** Begin **

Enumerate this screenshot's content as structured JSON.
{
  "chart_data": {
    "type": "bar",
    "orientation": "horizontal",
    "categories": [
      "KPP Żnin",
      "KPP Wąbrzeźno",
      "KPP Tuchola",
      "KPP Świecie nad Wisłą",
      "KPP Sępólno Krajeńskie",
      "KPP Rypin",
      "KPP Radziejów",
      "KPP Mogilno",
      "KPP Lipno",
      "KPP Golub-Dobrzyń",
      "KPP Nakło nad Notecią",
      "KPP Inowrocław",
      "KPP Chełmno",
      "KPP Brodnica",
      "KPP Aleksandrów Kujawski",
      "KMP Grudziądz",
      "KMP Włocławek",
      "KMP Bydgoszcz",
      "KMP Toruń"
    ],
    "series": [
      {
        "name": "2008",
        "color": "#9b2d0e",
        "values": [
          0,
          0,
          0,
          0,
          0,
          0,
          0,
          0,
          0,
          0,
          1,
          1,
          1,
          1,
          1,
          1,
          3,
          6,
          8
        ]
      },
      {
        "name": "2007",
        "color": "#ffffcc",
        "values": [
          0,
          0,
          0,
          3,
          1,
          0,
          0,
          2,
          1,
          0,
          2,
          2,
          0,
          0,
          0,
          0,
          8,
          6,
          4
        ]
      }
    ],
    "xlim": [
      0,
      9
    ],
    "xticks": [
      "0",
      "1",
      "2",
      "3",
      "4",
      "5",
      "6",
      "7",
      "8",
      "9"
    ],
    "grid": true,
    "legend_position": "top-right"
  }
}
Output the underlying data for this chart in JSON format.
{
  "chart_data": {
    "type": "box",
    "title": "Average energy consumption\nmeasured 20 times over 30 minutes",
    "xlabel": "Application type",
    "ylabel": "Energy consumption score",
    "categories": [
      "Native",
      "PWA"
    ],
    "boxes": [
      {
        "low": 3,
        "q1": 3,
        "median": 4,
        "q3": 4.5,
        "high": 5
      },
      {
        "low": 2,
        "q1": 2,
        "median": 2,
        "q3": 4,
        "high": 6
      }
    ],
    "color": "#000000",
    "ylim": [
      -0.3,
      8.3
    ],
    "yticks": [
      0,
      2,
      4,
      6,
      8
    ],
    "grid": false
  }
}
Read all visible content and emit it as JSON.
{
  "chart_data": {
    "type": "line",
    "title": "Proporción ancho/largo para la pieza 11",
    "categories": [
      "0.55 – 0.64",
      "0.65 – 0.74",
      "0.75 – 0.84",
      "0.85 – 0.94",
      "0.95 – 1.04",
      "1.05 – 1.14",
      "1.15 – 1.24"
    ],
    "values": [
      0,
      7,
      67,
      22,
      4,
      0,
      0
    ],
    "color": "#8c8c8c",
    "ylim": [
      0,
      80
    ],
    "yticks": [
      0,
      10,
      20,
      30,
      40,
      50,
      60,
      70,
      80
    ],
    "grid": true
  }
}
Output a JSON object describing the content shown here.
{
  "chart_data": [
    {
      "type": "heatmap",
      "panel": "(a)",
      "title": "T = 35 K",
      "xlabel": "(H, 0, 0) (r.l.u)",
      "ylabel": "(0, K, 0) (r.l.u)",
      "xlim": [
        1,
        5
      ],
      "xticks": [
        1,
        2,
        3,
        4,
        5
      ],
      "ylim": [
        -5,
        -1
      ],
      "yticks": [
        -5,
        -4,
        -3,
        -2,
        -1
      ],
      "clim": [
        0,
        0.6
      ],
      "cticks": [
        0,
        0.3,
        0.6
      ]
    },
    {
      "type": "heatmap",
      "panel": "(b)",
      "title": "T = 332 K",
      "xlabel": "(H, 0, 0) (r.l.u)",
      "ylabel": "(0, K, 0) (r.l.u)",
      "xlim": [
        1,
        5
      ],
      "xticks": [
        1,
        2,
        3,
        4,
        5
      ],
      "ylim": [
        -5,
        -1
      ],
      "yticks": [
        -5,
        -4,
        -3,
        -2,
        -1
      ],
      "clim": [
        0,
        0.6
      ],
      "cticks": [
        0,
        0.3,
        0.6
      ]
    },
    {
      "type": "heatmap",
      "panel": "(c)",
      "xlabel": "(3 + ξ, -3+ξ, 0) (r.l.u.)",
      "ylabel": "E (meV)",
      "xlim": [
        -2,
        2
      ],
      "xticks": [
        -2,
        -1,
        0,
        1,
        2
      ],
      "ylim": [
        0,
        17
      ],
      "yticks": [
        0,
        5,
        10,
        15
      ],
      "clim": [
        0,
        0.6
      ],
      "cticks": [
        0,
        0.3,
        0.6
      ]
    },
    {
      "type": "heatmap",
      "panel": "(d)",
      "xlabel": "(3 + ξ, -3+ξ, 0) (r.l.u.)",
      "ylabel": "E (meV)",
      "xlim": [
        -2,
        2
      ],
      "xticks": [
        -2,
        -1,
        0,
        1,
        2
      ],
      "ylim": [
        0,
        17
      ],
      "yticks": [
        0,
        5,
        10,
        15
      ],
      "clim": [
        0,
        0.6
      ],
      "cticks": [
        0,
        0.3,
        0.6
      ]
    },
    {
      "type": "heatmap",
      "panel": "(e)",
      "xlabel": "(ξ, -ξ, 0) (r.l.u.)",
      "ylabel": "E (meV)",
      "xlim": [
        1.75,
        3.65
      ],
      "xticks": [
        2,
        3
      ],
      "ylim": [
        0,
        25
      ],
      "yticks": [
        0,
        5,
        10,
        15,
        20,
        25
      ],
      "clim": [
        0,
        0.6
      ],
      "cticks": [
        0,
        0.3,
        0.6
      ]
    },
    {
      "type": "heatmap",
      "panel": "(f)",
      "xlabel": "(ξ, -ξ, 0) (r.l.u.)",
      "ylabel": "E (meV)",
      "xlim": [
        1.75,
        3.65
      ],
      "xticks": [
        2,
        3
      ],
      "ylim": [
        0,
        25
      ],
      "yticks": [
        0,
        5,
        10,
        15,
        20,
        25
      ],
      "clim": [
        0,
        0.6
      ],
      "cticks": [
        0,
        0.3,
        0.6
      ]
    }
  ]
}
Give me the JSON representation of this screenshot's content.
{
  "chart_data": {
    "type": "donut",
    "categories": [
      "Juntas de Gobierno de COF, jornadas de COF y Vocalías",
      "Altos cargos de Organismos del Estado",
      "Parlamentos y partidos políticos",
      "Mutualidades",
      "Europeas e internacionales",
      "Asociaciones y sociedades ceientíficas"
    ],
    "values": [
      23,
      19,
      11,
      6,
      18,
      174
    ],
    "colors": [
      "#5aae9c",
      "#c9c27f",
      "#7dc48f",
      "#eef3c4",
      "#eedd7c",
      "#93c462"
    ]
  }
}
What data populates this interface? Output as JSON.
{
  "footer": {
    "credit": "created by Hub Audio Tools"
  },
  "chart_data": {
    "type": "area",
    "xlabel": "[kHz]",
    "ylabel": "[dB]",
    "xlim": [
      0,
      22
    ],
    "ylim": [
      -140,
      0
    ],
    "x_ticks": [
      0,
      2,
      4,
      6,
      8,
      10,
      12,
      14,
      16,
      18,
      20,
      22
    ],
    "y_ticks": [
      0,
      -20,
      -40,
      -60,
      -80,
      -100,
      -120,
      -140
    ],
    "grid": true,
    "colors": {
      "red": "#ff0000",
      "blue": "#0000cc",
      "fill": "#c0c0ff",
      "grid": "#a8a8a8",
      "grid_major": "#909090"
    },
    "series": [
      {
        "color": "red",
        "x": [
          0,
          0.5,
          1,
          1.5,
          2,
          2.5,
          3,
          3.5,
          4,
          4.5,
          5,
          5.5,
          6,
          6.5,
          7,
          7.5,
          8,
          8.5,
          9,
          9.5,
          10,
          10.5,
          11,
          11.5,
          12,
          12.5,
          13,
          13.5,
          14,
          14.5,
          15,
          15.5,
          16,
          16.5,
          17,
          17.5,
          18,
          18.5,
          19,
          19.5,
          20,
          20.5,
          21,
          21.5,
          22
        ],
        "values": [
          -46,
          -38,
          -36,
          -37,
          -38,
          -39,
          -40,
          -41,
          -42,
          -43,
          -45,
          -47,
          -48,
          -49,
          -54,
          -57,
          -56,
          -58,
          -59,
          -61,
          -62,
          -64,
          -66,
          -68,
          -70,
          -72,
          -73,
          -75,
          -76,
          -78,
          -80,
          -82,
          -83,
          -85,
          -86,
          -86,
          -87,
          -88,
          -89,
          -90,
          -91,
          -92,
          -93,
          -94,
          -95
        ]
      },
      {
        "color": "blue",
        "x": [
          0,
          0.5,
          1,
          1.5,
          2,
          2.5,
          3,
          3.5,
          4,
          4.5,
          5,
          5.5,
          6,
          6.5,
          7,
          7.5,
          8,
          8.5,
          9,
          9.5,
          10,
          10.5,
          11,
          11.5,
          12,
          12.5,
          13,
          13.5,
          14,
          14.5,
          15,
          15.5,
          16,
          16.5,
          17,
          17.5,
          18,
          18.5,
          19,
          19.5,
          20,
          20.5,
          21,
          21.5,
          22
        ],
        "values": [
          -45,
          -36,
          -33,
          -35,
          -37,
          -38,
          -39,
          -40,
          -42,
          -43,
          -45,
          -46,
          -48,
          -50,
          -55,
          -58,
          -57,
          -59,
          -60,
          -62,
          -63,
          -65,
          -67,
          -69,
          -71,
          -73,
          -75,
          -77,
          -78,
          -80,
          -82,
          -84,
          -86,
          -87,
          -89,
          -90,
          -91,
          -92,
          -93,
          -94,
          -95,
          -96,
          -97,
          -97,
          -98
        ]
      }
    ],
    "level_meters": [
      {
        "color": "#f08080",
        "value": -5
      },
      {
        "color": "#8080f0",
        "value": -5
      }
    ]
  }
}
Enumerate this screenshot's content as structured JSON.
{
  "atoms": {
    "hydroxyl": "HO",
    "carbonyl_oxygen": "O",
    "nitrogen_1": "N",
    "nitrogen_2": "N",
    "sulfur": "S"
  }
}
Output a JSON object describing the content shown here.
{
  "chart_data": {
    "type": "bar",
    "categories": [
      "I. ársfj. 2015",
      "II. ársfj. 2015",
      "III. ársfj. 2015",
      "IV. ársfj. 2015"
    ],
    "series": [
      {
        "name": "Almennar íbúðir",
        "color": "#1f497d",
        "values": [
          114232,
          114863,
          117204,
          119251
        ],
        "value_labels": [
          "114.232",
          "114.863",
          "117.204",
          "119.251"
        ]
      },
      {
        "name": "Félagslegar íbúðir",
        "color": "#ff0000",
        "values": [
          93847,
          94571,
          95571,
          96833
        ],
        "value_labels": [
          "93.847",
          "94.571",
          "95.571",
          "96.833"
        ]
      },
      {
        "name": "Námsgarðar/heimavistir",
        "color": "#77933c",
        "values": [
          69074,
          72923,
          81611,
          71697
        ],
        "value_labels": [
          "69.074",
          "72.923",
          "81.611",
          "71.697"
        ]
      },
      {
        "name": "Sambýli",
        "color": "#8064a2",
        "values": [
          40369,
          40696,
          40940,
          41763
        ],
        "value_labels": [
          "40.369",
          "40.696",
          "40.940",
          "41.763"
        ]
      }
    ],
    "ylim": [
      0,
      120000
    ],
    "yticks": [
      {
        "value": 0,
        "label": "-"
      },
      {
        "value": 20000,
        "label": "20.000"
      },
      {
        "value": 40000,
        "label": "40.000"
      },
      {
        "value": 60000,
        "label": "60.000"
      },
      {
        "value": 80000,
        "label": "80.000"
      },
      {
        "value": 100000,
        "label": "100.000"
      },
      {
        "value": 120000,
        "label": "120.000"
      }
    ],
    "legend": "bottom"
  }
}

** End **

> _WHAT TO PRODUCE_
Find the lines holding "ársfj" and list every one.

> _TASK OUTPUT_
      "I. ársfj. 2015",
      "II. ársfj. 2015",
      "III. ársfj. 2015",
      "IV. ársfj. 2015"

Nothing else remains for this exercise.